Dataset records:
* start *
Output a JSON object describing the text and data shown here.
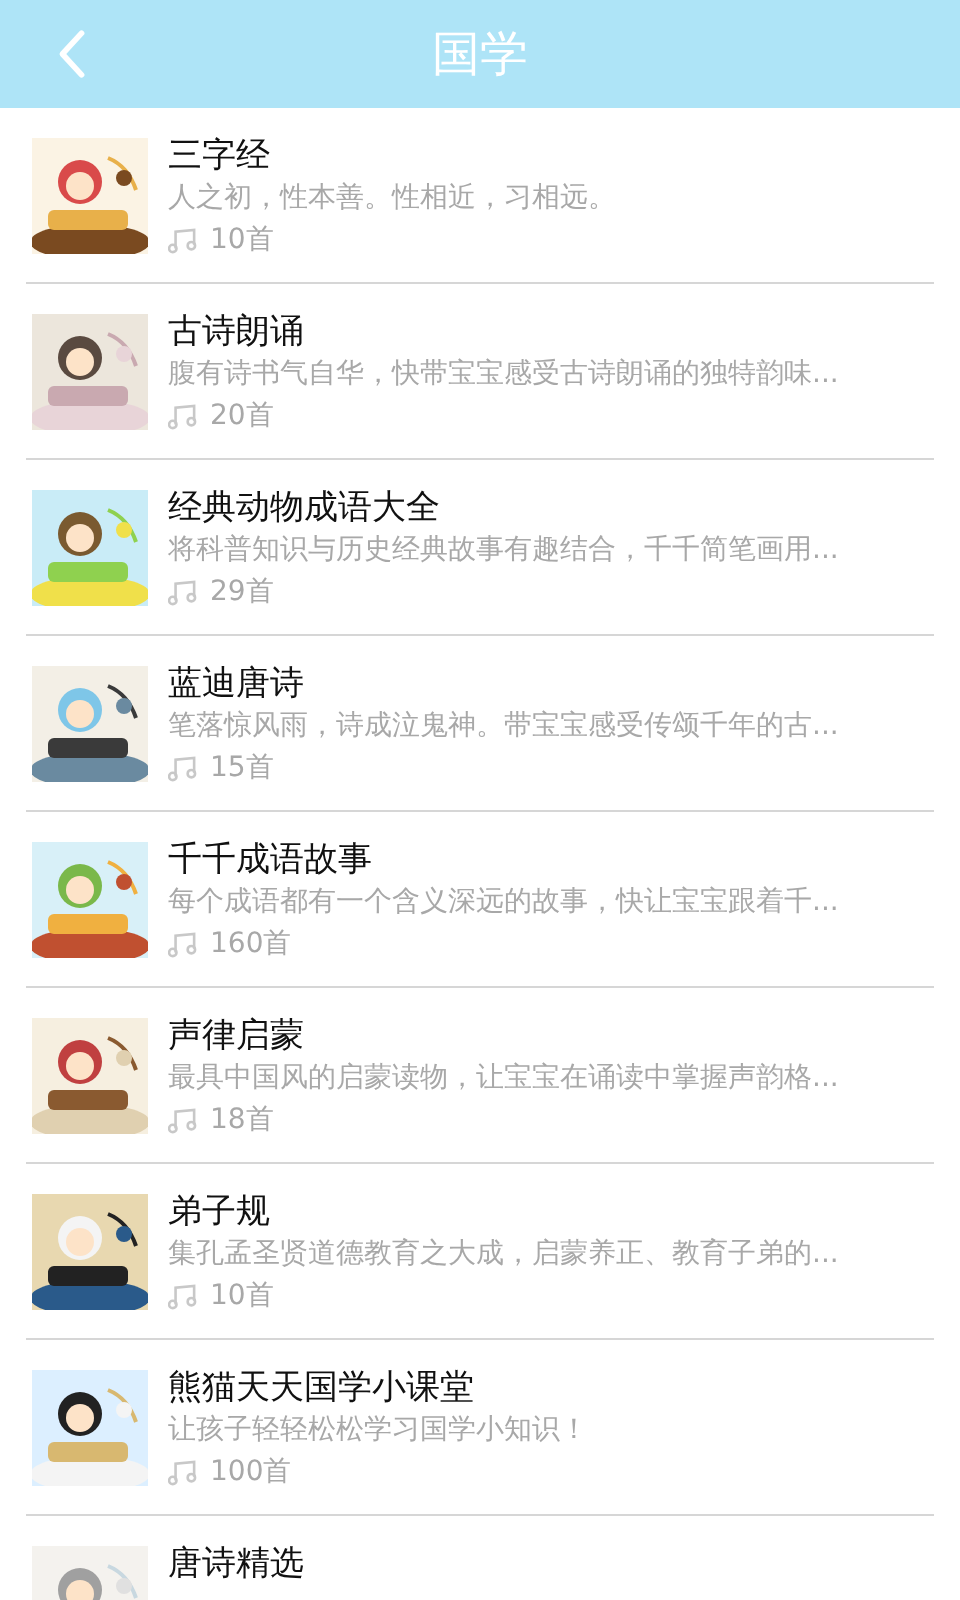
{
  "header": {
    "title": "国学"
  },
  "items": [
    {
      "title": "三字经",
      "description": "人之初，性本善。性相近，习相远。",
      "count": "10首"
    },
    {
      "title": "古诗朗诵",
      "description": "腹有诗书气自华，快带宝宝感受古诗朗诵的独特韵味...",
      "count": "20首"
    },
    {
      "title": "经典动物成语大全",
      "description": "将科普知识与历史经典故事有趣结合，千千简笔画用...",
      "count": "29首"
    },
    {
      "title": "蓝迪唐诗",
      "description": "笔落惊风雨，诗成泣鬼神。带宝宝感受传颂千年的古...",
      "count": "15首"
    },
    {
      "title": "千千成语故事",
      "description": "每个成语都有一个含义深远的故事，快让宝宝跟着千...",
      "count": "160首"
    },
    {
      "title": "声律启蒙",
      "description": "最具中国风的启蒙读物，让宝宝在诵读中掌握声韵格...",
      "count": "18首"
    },
    {
      "title": "弟子规",
      "description": "集孔孟圣贤道德教育之大成，启蒙养正、教育子弟的...",
      "count": "10首"
    },
    {
      "title": "熊猫天天国学小课堂",
      "description": "让孩子轻轻松松学习国学小知识！",
      "count": "100首"
    },
    {
      "title": "唐诗精选"
    }
  ]
}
* end *
Give all the lines above again, character for character, without pictures.

**Complete output**
Output a JSON object describing the text and data shown here.
{
  "header": {
    "title": "国学"
  },
  "items": [
    {
      "title": "三字经",
      "description": "人之初，性本善。性相近，习相远。",
      "count": "10首"
    },
    {
      "title": "古诗朗诵",
      "description": "腹有诗书气自华，快带宝宝感受古诗朗诵的独特韵味...",
      "count": "20首"
    },
    {
      "title": "经典动物成语大全",
      "description": "将科普知识与历史经典故事有趣结合，千千简笔画用...",
      "count": "29首"
    },
    {
      "title": "蓝迪唐诗",
      "description": "笔落惊风雨，诗成泣鬼神。带宝宝感受传颂千年的古...",
      "count": "15首"
    },
    {
      "title": "千千成语故事",
      "description": "每个成语都有一个含义深远的故事，快让宝宝跟着千...",
      "count": "160首"
    },
    {
      "title": "声律启蒙",
      "description": "最具中国风的启蒙读物，让宝宝在诵读中掌握声韵格...",
      "count": "18首"
    },
    {
      "title": "弟子规",
      "description": "集孔孟圣贤道德教育之大成，启蒙养正、教育子弟的...",
      "count": "10首"
    },
    {
      "title": "熊猫天天国学小课堂",
      "description": "让孩子轻轻松松学习国学小知识！",
      "count": "100首"
    },
    {
      "title": "唐诗精选"
    }
  ]
}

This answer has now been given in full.